***** SUPPLIED MATERIAL

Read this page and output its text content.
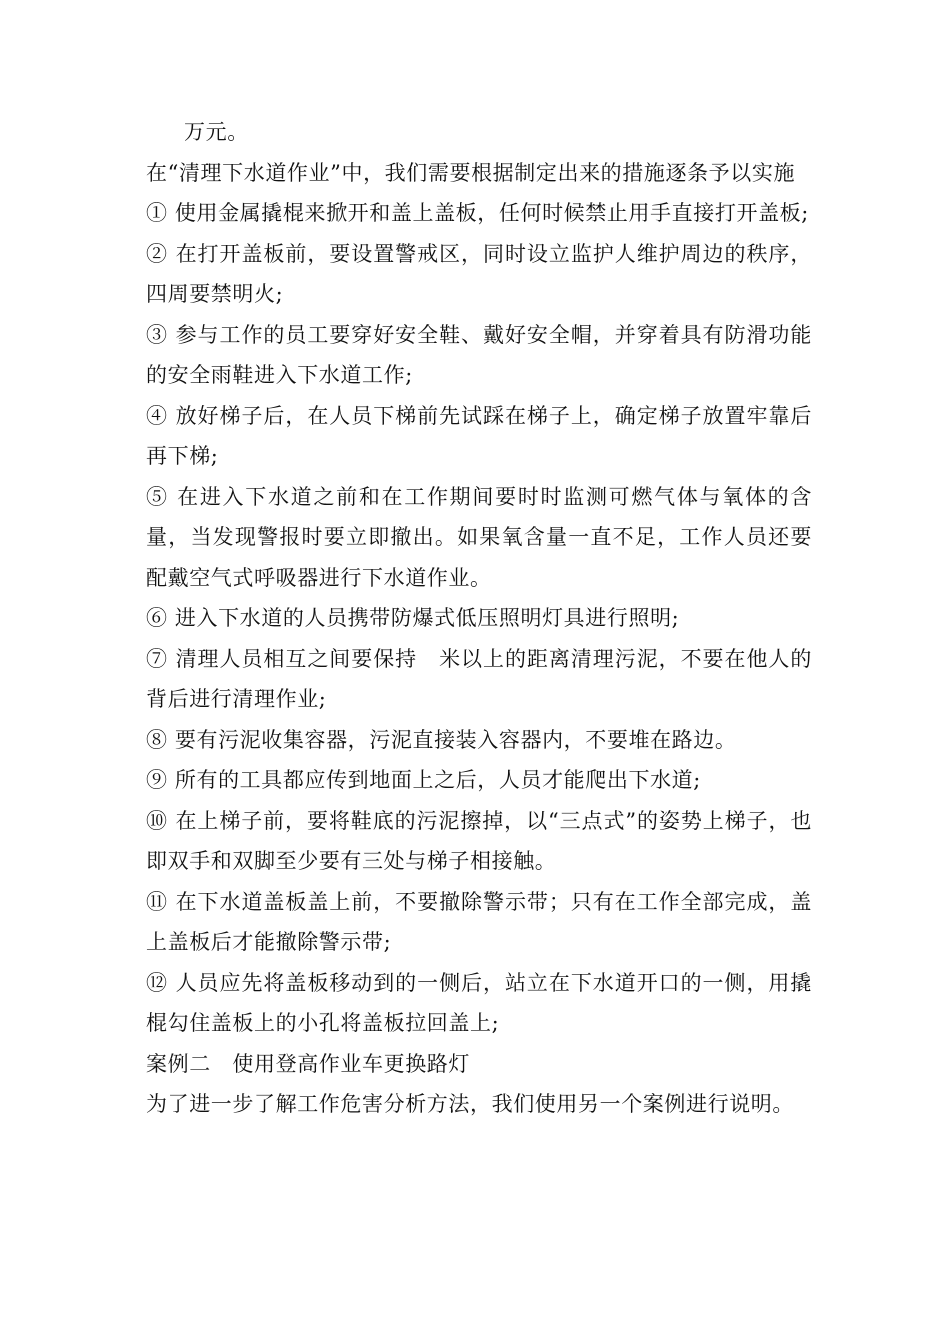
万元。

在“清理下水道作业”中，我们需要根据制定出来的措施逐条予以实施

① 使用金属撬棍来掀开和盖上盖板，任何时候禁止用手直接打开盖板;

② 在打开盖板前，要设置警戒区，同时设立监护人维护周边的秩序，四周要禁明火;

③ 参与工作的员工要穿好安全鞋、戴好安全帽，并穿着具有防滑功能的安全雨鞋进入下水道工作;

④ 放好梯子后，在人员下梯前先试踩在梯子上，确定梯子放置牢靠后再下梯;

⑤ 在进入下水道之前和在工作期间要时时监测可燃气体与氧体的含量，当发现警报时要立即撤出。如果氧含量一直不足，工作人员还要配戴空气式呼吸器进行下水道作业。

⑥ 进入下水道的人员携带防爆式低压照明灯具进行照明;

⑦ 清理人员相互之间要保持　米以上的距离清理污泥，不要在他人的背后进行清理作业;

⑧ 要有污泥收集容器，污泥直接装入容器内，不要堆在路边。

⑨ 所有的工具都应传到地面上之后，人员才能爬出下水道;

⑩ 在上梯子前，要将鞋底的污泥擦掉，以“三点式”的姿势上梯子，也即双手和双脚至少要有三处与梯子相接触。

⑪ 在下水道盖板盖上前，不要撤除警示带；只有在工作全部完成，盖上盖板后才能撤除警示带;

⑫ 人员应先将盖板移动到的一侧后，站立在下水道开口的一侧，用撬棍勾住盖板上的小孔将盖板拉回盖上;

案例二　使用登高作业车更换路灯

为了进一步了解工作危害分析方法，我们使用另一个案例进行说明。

**********

- _AIM OF THE EXERCISE_
Write out every entry again word for word, without any of the pictures.

- _SOLUTION BELOW_
Read this page and output its text content.
万元。

在“清理下水道作业”中，我们需要根据制定出来的措施逐条予以实施

① 使用金属撬棍来掀开和盖上盖板，任何时候禁止用手直接打开盖板;

② 在打开盖板前，要设置警戒区，同时设立监护人维护周边的秩序，四周要禁明火;

③ 参与工作的员工要穿好安全鞋、戴好安全帽，并穿着具有防滑功能的安全雨鞋进入下水道工作;

④ 放好梯子后，在人员下梯前先试踩在梯子上，确定梯子放置牢靠后再下梯;

⑤ 在进入下水道之前和在工作期间要时时监测可燃气体与氧体的含量，当发现警报时要立即撤出。如果氧含量一直不足，工作人员还要配戴空气式呼吸器进行下水道作业。

⑥ 进入下水道的人员携带防爆式低压照明灯具进行照明;

⑦ 清理人员相互之间要保持　米以上的距离清理污泥，不要在他人的背后进行清理作业;

⑧ 要有污泥收集容器，污泥直接装入容器内，不要堆在路边。

⑨ 所有的工具都应传到地面上之后，人员才能爬出下水道;

⑩ 在上梯子前，要将鞋底的污泥擦掉，以“三点式”的姿势上梯子，也即双手和双脚至少要有三处与梯子相接触。

⑪ 在下水道盖板盖上前，不要撤除警示带；只有在工作全部完成，盖上盖板后才能撤除警示带;

⑫ 人员应先将盖板移动到的一侧后，站立在下水道开口的一侧，用撬棍勾住盖板上的小孔将盖板拉回盖上;

案例二　使用登高作业车更换路灯

为了进一步了解工作危害分析方法，我们使用另一个案例进行说明。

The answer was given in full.